**Materials provided**
<<<<
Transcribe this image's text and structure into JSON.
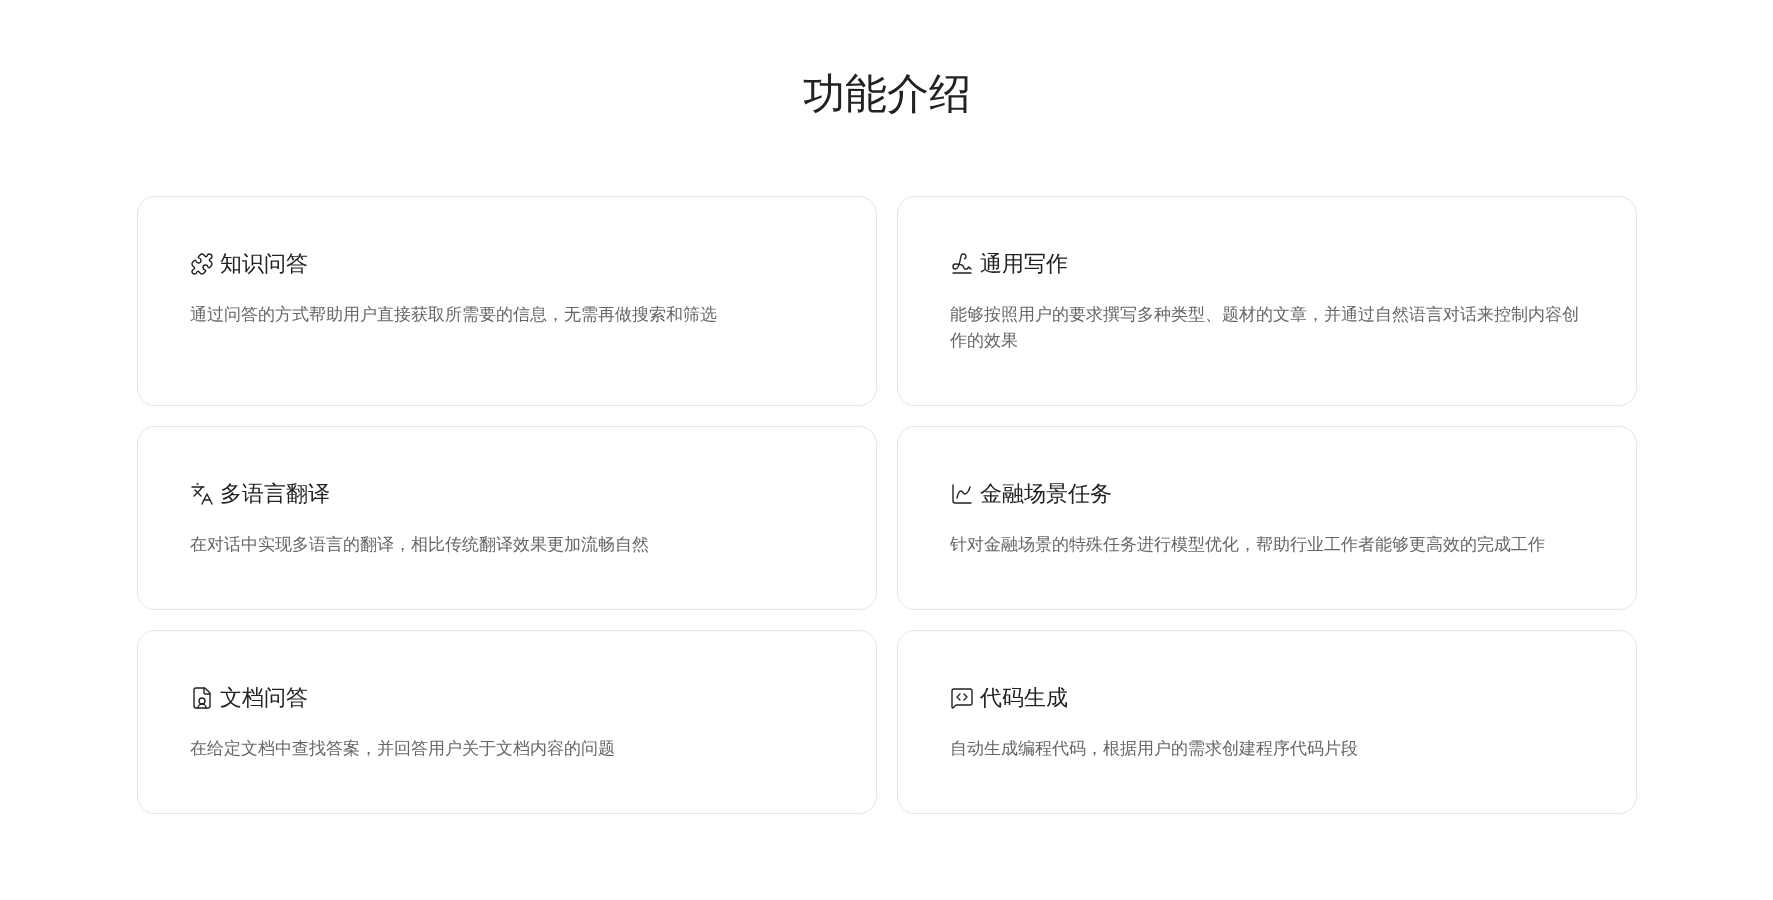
{
  "title": "功能介绍",
  "features": [
    {
      "title": "知识问答",
      "description": "通过问答的方式帮助用户直接获取所需要的信息，无需再做搜索和筛选"
    },
    {
      "title": "通用写作",
      "description": "能够按照用户的要求撰写多种类型、题材的文章，并通过自然语言对话来控制内容创作的效果"
    },
    {
      "title": "多语言翻译",
      "description": "在对话中实现多语言的翻译，相比传统翻译效果更加流畅自然"
    },
    {
      "title": "金融场景任务",
      "description": "针对金融场景的特殊任务进行模型优化，帮助行业工作者能够更高效的完成工作"
    },
    {
      "title": "文档问答",
      "description": "在给定文档中查找答案，并回答用户关于文档内容的问题"
    },
    {
      "title": "代码生成",
      "description": "自动生成编程代码，根据用户的需求创建程序代码片段"
    }
  ]
}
>>>>
Return the material exactly as given, apart from the pictures.

Transcribe this image's text and structure into JSON.
{
  "title": "功能介绍",
  "features": [
    {
      "title": "知识问答",
      "description": "通过问答的方式帮助用户直接获取所需要的信息，无需再做搜索和筛选"
    },
    {
      "title": "通用写作",
      "description": "能够按照用户的要求撰写多种类型、题材的文章，并通过自然语言对话来控制内容创作的效果"
    },
    {
      "title": "多语言翻译",
      "description": "在对话中实现多语言的翻译，相比传统翻译效果更加流畅自然"
    },
    {
      "title": "金融场景任务",
      "description": "针对金融场景的特殊任务进行模型优化，帮助行业工作者能够更高效的完成工作"
    },
    {
      "title": "文档问答",
      "description": "在给定文档中查找答案，并回答用户关于文档内容的问题"
    },
    {
      "title": "代码生成",
      "description": "自动生成编程代码，根据用户的需求创建程序代码片段"
    }
  ]
}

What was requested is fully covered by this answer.